**Task**. Repeat everything in the material exactly.

**Data excerpts**.
## Start

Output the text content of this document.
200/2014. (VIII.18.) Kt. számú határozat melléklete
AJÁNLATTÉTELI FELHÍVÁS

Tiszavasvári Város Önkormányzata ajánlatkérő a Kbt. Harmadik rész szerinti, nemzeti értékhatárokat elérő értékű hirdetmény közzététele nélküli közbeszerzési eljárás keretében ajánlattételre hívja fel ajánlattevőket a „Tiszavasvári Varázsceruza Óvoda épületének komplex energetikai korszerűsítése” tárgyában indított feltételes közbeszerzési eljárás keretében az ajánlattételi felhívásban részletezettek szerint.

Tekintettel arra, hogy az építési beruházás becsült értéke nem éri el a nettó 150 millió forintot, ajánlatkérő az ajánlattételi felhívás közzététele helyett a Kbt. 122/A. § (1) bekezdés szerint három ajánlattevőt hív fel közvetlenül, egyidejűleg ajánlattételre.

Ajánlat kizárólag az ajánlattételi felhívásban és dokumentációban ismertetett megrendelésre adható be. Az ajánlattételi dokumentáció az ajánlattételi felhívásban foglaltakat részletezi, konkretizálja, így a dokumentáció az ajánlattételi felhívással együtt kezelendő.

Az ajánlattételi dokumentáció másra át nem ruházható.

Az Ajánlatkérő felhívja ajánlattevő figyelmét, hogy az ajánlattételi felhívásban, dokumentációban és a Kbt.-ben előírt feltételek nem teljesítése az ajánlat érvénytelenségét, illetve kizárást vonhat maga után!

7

## End

**Result for this exercise**.
Output the text content of this document.
200/2014. (VIII.18.) Kt. számú határozat melléklete
AJÁNLATTÉTELI FELHÍVÁS

Tiszavasvári Város Önkormányzata ajánlatkérő a Kbt. Harmadik rész szerinti, nemzeti értékhatárokat elérő értékű hirdetmény közzététele nélküli közbeszerzési eljárás keretében ajánlattételre hívja fel ajánlattevőket a „Tiszavasvári Varázsceruza Óvoda épületének komplex energetikai korszerűsítése” tárgyában indított feltételes közbeszerzési eljárás keretében az ajánlattételi felhívásban részletezettek szerint.

Tekintettel arra, hogy az építési beruházás becsült értéke nem éri el a nettó 150 millió forintot, ajánlatkérő az ajánlattételi felhívás közzététele helyett a Kbt. 122/A. § (1) bekezdés szerint három ajánlattevőt hív fel közvetlenül, egyidejűleg ajánlattételre.

Ajánlat kizárólag az ajánlattételi felhívásban és dokumentációban ismertetett megrendelésre adható be. Az ajánlattételi dokumentáció az ajánlattételi felhívásban foglaltakat részletezi, konkretizálja, így a dokumentáció az ajánlattételi felhívással együtt kezelendő.

Az ajánlattételi dokumentáció másra át nem ruházható.

Az Ajánlatkérő felhívja ajánlattevő figyelmét, hogy az ajánlattételi felhívásban, dokumentációban és a Kbt.-ben előírt feltételek nem teljesítése az ajánlat érvénytelenségét, illetve kizárást vonhat maga után!

7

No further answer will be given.